> [TASK GOAL]: The records below hold pictures; please leave those out and retype the rest exactly.
═════ RECORDS FOR PROCESSING
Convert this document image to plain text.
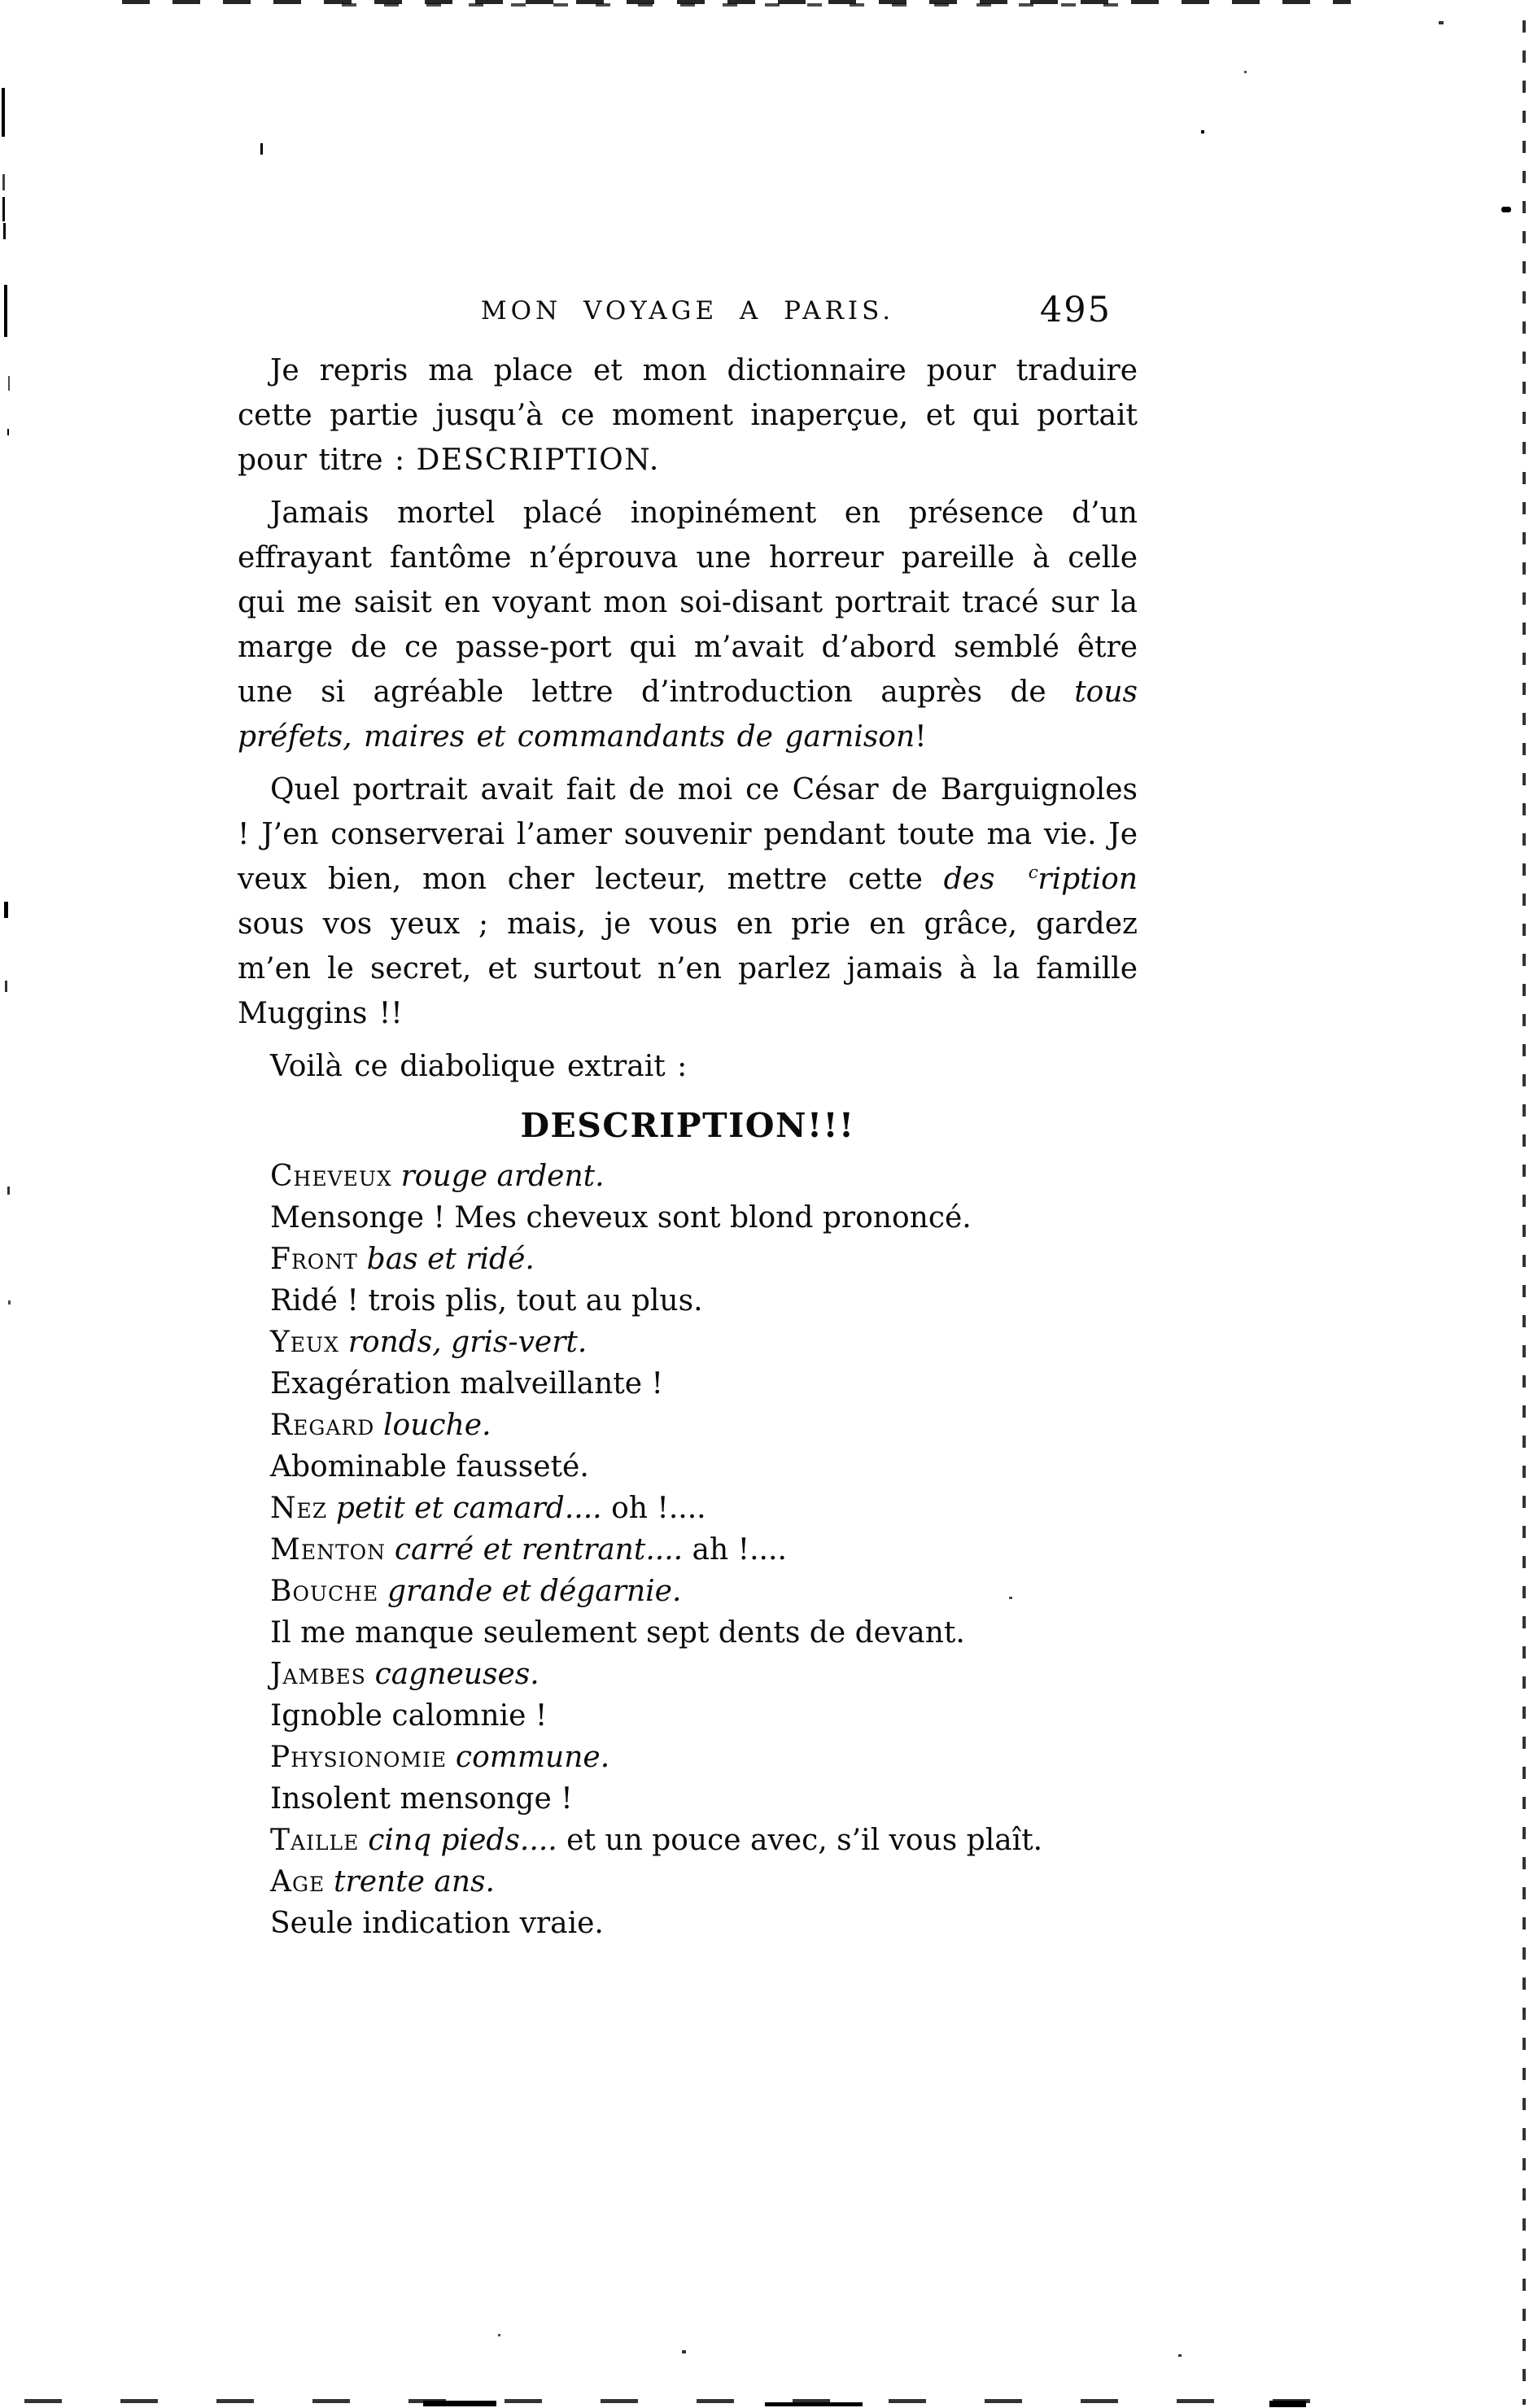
MON VOYAGE A PARIS.	495

Je repris ma place et mon dictionnaire pour traduire cette partie jusqu’à ce moment inaperçue, et qui portait pour titre : DESCRIPTION.

Jamais mortel placé inopinément en présence d’un effrayant fantôme n’éprouva une horreur pareille à celle qui me saisit en voyant mon soi-disant portrait tracé sur la marge de ce passe-port qui m’avait d’abord semblé être une si agréable lettre d’introduction auprès de tous préfets, maires et commandants de garnison!

Quel portrait avait fait de moi ce César de Barguignoles ! J’en conserverai l’amer souvenir pendant toute ma vie. Je veux bien, mon cher lecteur, mettre cette des cription sous vos yeux ; mais, je vous en prie en grâce, gardez m’en le secret, et surtout n’en parlez jamais à la famille Muggins !!

Voilà ce diabolique extrait :

DESCRIPTION!!!
Cheveux rouge ardent.
Mensonge ! Mes cheveux sont blond prononcé.
Front bas et ridé.
Ridé ! trois plis, tout au plus.
Yeux ronds, gris-vert.
Exagération malveillante !
Regard louche.
Abominable fausseté.
Nez petit et camard.... oh !....
Menton carré et rentrant.... ah !....
Bouche grande et dégarnie.
Il me manque seulement sept dents de devant.
Jambes cagneuses.
Ignoble calomnie !
Physionomie commune.
Insolent mensonge !
Taille cinq pieds.... et un pouce avec, s’il vous plaît.
Age trente ans.
Seule indication vraie.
══════════
> [TASK SOLUTION]:
Convert this document image to plain text.
MON VOYAGE A PARIS.	495

Je repris ma place et mon dictionnaire pour traduire cette partie jusqu’à ce moment inaperçue, et qui portait pour titre : DESCRIPTION.

Jamais mortel placé inopinément en présence d’un effrayant fantôme n’éprouva une horreur pareille à celle qui me saisit en voyant mon soi-disant portrait tracé sur la marge de ce passe-port qui m’avait d’abord semblé être une si agréable lettre d’introduction auprès de tous préfets, maires et commandants de garnison!

Quel portrait avait fait de moi ce César de Barguignoles ! J’en conserverai l’amer souvenir pendant toute ma vie. Je veux bien, mon cher lecteur, mettre cette des cription sous vos yeux ; mais, je vous en prie en grâce, gardez m’en le secret, et surtout n’en parlez jamais à la famille Muggins !!

Voilà ce diabolique extrait :

DESCRIPTION!!!
Cheveux rouge ardent.
Mensonge ! Mes cheveux sont blond prononcé.
Front bas et ridé.
Ridé ! trois plis, tout au plus.
Yeux ronds, gris-vert.
Exagération malveillante !
Regard louche.
Abominable fausseté.
Nez petit et camard.... oh !....
Menton carré et rentrant.... ah !....
Bouche grande et dégarnie.
Il me manque seulement sept dents de devant.
Jambes cagneuses.
Ignoble calomnie !
Physionomie commune.
Insolent mensonge !
Taille cinq pieds.... et un pouce avec, s’il vous plaît.
Age trente ans.
Seule indication vraie.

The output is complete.